● **AIM OF THE EXERCISE**
List each line of the data that holds the string "COSTO".

● **ROWS**
— Begin —

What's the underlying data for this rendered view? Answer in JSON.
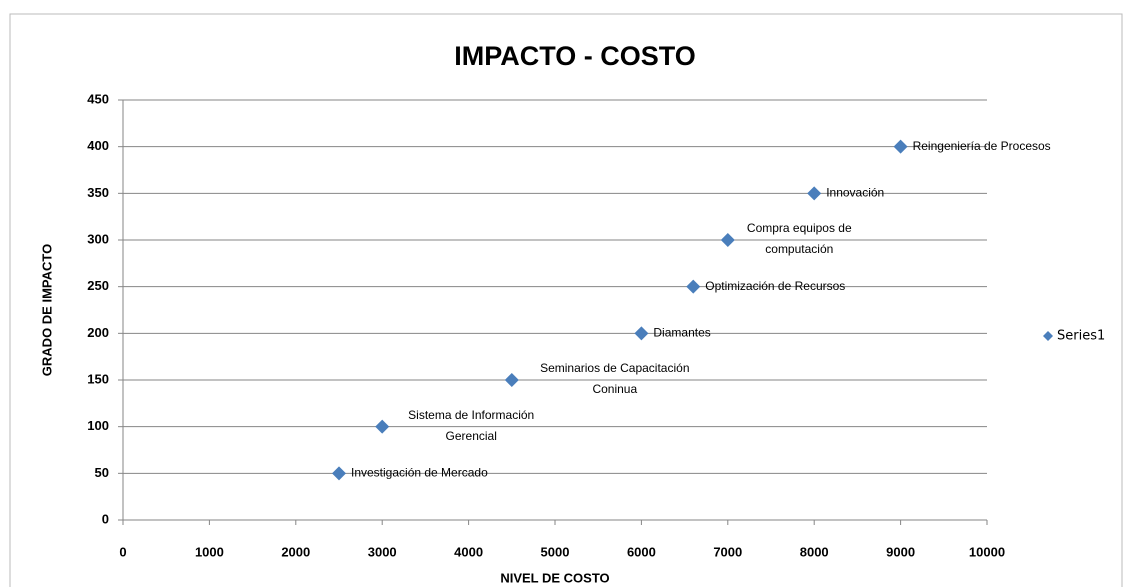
{
  "chart_data": {
    "type": "scatter",
    "title": "IMPACTO - COSTO",
    "xlabel": "NIVEL DE COSTO",
    "ylabel": "GRADO DE IMPACTO",
    "series": [
      {
        "name": "Series1",
        "color": "#4a7ebb",
        "x": [
          2500,
          3000,
          4500,
          6000,
          6600,
          7000,
          8000,
          9000
        ],
        "values": [
          50,
          100,
          150,
          200,
          250,
          300,
          350,
          400
        ],
        "labels": [
          [
            "Investigación de Mercado"
          ],
          [
            "Sistema de Información",
            "Gerencial"
          ],
          [
            "Seminarios de Capacitación",
            "Coninua"
          ],
          [
            "Diamantes"
          ],
          [
            "Optimización de Recursos"
          ],
          [
            "Compra equipos de",
            "computación"
          ],
          [
            "Innovación"
          ],
          [
            "Reingeniería de Procesos"
          ]
        ]
      }
    ],
    "xlim": [
      0,
      10000
    ],
    "xticks": [
      0,
      1000,
      2000,
      3000,
      4000,
      5000,
      6000,
      7000,
      8000,
      9000,
      10000
    ],
    "ylim": [
      0,
      450
    ],
    "yticks": [
      0,
      50,
      100,
      150,
      200,
      250,
      300,
      350,
      400,
      450
    ],
    "grid": true,
    "legend": "right"
  }
}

— End —

● **EXERCISE OUTPUT**
    "title": "IMPACTO - COSTO",
    "xlabel": "NIVEL DE COSTO",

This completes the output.